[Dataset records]

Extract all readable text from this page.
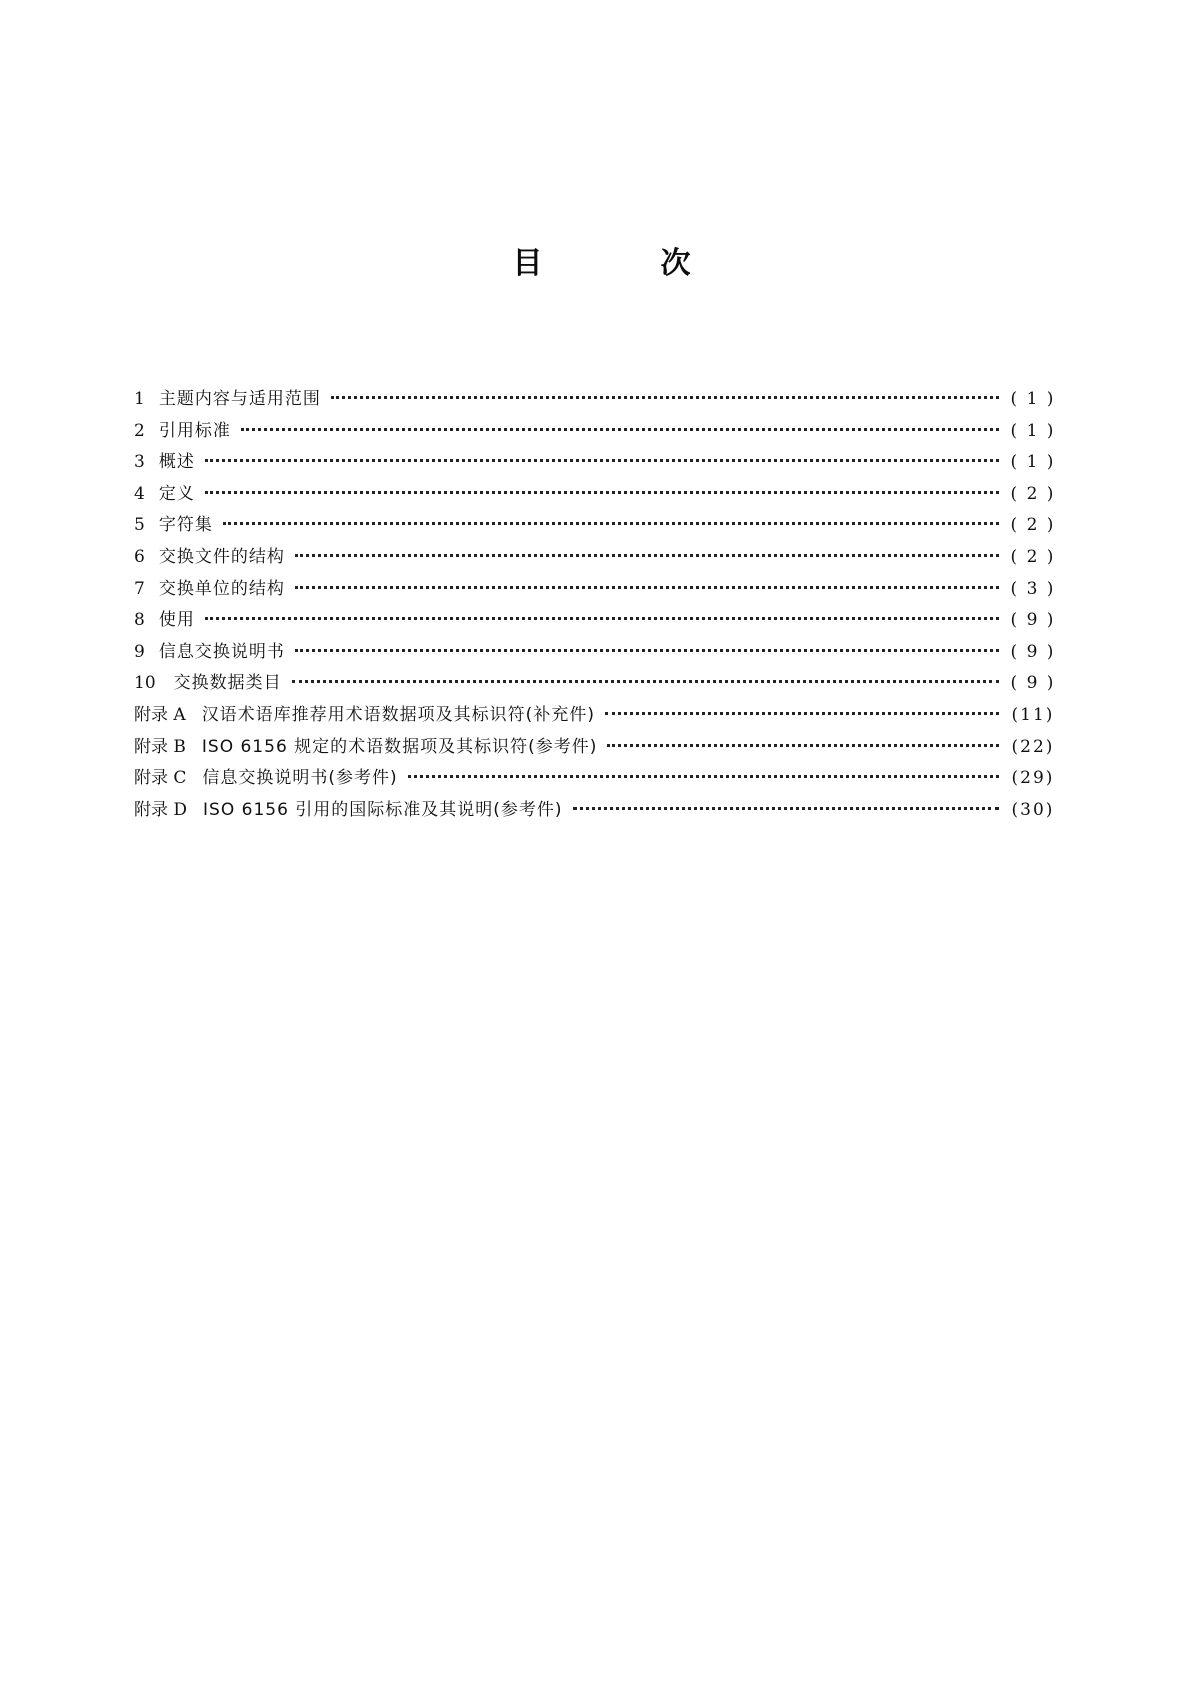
目	次
1 主题内容与适用范围	( 1 )
2 引用标准	( 1 )
3 概述	( 1 )
4 定义	( 2 )
5 字符集	( 2 )
6 交换文件的结构	( 2 )
7 交换单位的结构	( 3 )
8 使用	( 9 )
9 信息交换说明书	( 9 )
10	交换数据类目	( 9 )
附录 A 汉语术语库推荐用术语数据项及其标识符(补充件)	(11)
附录 B ISO 6156 规定的术语数据项及其标识符(参考件)	(22)
附录 C 信息交换说明书(参考件)	(29)
附录 D ISO 6156 引用的国际标准及其说明(参考件)	(30)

* REQUEST
Leave the pictures out and write out every entry exactly as given.

* OUTPUT BELOW
Extract all readable text from this page.
目	次
1 主题内容与适用范围	( 1 )
2 引用标准	( 1 )
3 概述	( 1 )
4 定义	( 2 )
5 字符集	( 2 )
6 交换文件的结构	( 2 )
7 交换单位的结构	( 3 )
8 使用	( 9 )
9 信息交换说明书	( 9 )
10	交换数据类目	( 9 )
附录 A 汉语术语库推荐用术语数据项及其标识符(补充件)	(11)
附录 B ISO 6156 规定的术语数据项及其标识符(参考件)	(22)
附录 C 信息交换说明书(参考件)	(29)
附录 D ISO 6156 引用的国际标准及其说明(参考件)	(30)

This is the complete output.